Source data:
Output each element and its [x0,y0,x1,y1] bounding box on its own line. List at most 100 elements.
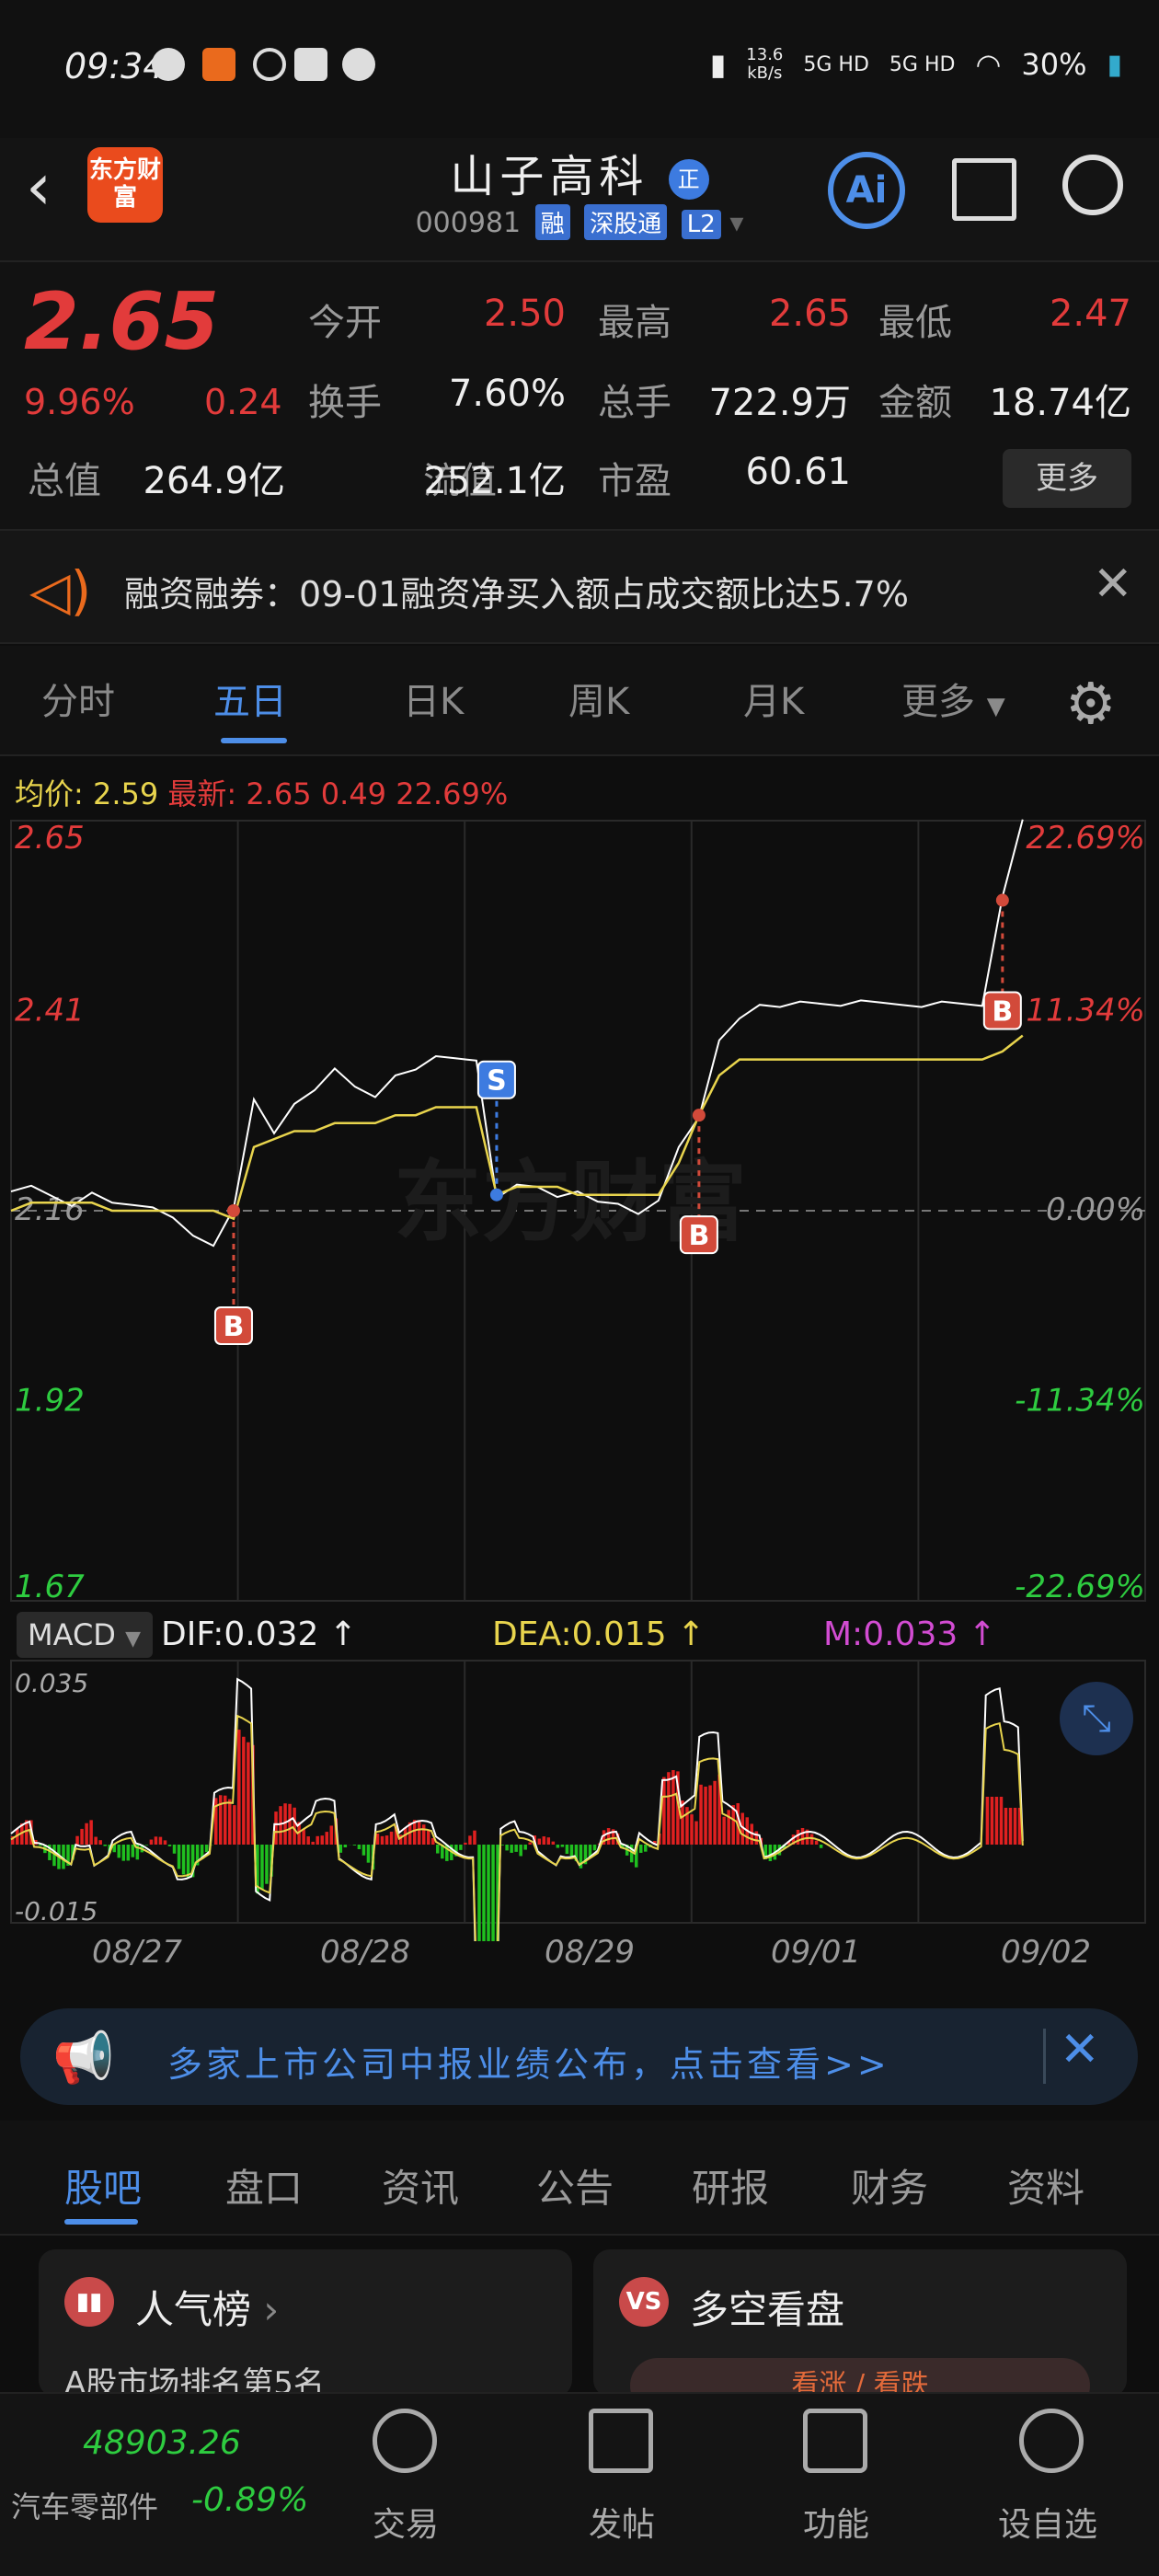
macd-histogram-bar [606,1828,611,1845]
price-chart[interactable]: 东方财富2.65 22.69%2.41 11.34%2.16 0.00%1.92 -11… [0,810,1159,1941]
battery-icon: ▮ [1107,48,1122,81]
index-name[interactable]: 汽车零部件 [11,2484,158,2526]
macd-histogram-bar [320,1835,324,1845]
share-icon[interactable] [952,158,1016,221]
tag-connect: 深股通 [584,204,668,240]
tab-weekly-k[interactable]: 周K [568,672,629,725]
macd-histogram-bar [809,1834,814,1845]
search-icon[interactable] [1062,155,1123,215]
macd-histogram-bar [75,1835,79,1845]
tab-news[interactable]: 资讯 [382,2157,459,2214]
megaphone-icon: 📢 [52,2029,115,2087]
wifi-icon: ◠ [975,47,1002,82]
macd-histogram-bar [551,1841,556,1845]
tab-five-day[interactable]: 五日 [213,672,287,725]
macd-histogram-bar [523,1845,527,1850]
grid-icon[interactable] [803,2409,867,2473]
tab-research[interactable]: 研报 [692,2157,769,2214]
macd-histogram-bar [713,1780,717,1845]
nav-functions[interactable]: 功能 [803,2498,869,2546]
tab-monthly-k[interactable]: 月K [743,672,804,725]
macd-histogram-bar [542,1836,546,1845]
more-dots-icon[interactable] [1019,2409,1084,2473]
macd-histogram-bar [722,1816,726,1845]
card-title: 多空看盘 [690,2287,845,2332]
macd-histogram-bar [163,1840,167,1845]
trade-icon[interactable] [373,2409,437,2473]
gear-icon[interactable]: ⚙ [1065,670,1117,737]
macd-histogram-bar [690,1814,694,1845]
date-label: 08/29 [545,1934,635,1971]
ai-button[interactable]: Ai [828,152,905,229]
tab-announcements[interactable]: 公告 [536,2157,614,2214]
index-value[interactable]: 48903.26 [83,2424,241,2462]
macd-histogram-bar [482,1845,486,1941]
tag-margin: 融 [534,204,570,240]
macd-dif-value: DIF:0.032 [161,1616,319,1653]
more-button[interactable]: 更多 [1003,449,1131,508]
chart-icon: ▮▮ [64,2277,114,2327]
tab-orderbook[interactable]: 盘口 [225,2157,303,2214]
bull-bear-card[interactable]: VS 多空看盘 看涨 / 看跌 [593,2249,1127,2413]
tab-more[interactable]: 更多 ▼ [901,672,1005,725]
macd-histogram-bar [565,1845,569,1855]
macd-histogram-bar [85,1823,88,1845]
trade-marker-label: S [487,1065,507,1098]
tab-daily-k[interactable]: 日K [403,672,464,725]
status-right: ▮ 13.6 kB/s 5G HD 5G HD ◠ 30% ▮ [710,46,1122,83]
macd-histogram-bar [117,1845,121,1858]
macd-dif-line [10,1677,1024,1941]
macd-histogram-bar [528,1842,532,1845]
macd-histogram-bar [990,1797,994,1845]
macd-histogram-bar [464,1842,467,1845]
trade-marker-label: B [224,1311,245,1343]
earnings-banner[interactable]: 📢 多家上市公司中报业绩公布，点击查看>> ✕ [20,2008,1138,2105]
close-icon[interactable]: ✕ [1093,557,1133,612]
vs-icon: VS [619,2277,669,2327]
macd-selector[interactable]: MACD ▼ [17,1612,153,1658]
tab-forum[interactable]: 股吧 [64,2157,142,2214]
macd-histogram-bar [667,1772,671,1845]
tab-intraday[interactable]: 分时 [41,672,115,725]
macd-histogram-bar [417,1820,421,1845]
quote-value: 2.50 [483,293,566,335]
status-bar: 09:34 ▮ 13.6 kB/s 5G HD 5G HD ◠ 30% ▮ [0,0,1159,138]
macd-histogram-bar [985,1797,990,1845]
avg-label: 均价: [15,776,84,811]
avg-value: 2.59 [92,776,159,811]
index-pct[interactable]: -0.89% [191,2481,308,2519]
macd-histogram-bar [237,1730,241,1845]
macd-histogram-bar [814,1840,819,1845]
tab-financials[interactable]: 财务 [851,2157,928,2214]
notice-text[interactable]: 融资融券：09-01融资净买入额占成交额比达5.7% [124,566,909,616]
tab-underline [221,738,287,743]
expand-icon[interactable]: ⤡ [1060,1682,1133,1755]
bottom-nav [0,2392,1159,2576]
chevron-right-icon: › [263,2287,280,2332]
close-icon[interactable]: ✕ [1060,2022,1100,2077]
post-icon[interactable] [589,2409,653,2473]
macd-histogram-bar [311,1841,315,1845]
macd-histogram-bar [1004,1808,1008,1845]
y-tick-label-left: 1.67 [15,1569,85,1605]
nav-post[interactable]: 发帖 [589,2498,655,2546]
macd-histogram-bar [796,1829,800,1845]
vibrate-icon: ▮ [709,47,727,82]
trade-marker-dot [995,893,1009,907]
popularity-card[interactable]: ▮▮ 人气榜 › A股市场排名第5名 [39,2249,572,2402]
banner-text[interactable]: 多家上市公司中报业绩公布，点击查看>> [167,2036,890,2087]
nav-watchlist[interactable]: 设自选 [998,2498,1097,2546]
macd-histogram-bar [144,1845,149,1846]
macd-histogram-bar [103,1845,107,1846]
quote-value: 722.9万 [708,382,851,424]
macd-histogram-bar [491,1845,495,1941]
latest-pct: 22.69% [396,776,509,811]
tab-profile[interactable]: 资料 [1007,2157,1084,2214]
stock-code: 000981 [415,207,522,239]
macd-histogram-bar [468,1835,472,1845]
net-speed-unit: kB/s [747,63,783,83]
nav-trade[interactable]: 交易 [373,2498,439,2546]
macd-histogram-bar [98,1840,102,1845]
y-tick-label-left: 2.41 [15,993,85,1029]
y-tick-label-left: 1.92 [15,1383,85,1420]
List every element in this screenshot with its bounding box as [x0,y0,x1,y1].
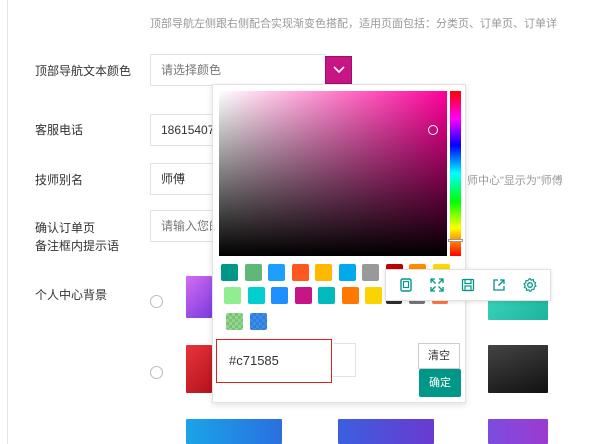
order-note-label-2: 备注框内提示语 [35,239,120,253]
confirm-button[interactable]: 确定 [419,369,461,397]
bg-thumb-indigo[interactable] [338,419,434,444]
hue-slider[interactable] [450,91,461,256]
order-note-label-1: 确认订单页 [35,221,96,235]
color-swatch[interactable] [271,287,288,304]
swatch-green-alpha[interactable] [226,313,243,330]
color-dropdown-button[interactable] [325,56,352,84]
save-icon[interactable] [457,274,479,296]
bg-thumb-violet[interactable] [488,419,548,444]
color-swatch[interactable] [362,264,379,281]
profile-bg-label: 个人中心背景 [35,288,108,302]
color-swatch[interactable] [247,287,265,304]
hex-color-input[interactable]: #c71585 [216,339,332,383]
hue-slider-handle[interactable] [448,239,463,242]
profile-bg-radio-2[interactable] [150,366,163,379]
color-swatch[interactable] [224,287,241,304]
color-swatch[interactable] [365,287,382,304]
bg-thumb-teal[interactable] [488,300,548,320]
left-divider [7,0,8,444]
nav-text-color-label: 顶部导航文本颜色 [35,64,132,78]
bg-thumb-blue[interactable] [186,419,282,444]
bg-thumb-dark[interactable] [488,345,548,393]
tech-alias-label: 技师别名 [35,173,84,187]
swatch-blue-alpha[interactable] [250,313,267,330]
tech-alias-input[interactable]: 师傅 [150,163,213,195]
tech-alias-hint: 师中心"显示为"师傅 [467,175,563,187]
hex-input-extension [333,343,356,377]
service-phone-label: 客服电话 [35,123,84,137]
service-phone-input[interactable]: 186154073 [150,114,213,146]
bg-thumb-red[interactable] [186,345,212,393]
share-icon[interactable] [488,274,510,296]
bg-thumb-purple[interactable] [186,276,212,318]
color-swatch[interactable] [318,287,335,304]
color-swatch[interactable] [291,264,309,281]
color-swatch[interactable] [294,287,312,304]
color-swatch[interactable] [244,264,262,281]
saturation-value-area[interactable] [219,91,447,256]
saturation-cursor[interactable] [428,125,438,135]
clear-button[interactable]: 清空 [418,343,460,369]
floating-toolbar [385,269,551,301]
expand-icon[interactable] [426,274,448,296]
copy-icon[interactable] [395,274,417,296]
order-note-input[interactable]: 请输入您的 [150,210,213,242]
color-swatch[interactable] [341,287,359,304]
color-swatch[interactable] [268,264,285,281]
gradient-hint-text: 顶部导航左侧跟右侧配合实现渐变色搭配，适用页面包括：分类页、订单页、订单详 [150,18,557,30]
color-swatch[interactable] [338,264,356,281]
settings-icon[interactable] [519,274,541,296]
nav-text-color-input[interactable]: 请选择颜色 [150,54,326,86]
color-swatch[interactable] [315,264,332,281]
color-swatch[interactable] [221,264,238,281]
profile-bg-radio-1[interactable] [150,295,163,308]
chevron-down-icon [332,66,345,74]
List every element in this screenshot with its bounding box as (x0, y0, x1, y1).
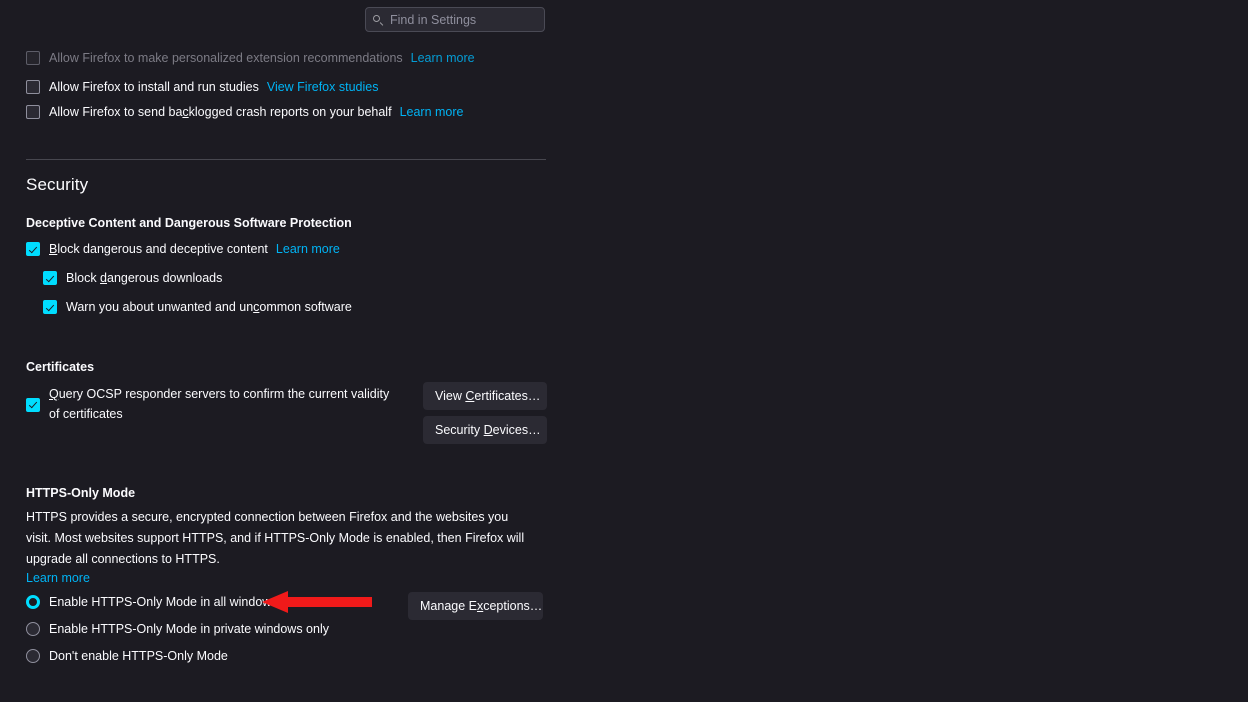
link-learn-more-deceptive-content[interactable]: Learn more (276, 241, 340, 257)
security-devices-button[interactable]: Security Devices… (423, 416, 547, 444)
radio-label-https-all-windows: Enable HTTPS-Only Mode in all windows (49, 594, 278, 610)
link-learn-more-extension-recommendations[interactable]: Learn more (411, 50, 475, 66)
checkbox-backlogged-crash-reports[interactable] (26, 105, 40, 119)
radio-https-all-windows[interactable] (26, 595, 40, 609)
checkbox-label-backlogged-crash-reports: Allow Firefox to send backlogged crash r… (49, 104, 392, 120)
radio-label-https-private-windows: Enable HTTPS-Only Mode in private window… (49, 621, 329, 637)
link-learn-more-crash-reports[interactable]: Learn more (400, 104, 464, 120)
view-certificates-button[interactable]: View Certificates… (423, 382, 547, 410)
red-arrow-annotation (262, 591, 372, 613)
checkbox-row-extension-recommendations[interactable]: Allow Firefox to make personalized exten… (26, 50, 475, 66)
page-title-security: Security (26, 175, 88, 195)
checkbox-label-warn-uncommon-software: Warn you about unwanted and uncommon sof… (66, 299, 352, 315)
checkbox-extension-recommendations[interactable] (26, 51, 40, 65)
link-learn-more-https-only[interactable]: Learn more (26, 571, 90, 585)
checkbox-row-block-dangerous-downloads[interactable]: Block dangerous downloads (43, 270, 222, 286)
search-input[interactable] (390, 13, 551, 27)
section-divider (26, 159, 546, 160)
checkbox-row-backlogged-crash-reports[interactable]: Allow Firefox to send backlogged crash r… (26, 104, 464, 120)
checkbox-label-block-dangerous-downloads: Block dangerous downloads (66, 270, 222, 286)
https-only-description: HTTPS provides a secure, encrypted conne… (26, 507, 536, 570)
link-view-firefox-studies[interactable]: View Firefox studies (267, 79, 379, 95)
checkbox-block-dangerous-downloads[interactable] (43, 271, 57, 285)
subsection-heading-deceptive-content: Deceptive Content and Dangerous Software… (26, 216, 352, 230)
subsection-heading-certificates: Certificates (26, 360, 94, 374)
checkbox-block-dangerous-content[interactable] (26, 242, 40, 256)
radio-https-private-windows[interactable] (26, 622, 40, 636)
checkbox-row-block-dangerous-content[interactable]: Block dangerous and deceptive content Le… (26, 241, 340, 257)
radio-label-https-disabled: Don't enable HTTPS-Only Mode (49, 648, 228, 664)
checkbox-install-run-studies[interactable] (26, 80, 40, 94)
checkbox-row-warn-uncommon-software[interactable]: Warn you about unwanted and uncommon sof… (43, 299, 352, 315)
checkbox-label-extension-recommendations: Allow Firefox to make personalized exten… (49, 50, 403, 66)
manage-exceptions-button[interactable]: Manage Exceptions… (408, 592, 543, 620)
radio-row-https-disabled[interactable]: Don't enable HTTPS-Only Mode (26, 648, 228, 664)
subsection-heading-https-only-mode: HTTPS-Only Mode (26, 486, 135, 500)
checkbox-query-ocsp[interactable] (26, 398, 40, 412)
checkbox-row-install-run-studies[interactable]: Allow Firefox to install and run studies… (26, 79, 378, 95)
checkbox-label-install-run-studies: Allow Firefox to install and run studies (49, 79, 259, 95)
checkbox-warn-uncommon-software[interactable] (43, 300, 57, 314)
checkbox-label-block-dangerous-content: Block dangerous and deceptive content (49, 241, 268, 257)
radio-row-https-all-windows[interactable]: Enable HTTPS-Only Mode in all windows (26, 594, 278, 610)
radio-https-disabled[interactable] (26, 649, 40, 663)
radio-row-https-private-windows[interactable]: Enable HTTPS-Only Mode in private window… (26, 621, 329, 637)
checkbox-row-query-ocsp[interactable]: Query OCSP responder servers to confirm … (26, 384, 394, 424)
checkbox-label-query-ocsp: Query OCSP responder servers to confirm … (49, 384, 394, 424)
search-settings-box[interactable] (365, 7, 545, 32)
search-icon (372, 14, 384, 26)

• **Aim of the task**:
Can you repeat the data lines between the one holding "order-note-label-2: 备注框内提示语 [35,239,120,253]" and the one holding "color-swatch[interactable] [365,287,382,304]", inclusive, swapping "color-swatch" for "palette-chip" and leaving everything else as it is?

• **Task answer**:
order-note-label-2: 备注框内提示语 [35,239,120,253]
confirm-button[interactable]: 确定 [419,369,461,397]
bg-thumb-indigo[interactable] [338,419,434,444]
hue-slider[interactable] [450,91,461,256]
order-note-label-1: 确认订单页 [35,221,96,235]
palette-chip[interactable] [271,287,288,304]
swatch-green-alpha[interactable] [226,313,243,330]
color-dropdown-button[interactable] [325,56,352,84]
save-icon[interactable] [457,274,479,296]
bg-thumb-violet[interactable] [488,419,548,444]
palette-chip[interactable] [362,264,379,281]
profile-bg-label: 个人中心背景 [35,288,108,302]
palette-chip[interactable] [247,287,265,304]
hex-color-input[interactable]: #c71585 [216,339,332,383]
hue-slider-handle[interactable] [448,239,463,242]
profile-bg-radio-2[interactable] [150,366,163,379]
palette-chip[interactable] [224,287,241,304]
palette-chip[interactable] [365,287,382,304]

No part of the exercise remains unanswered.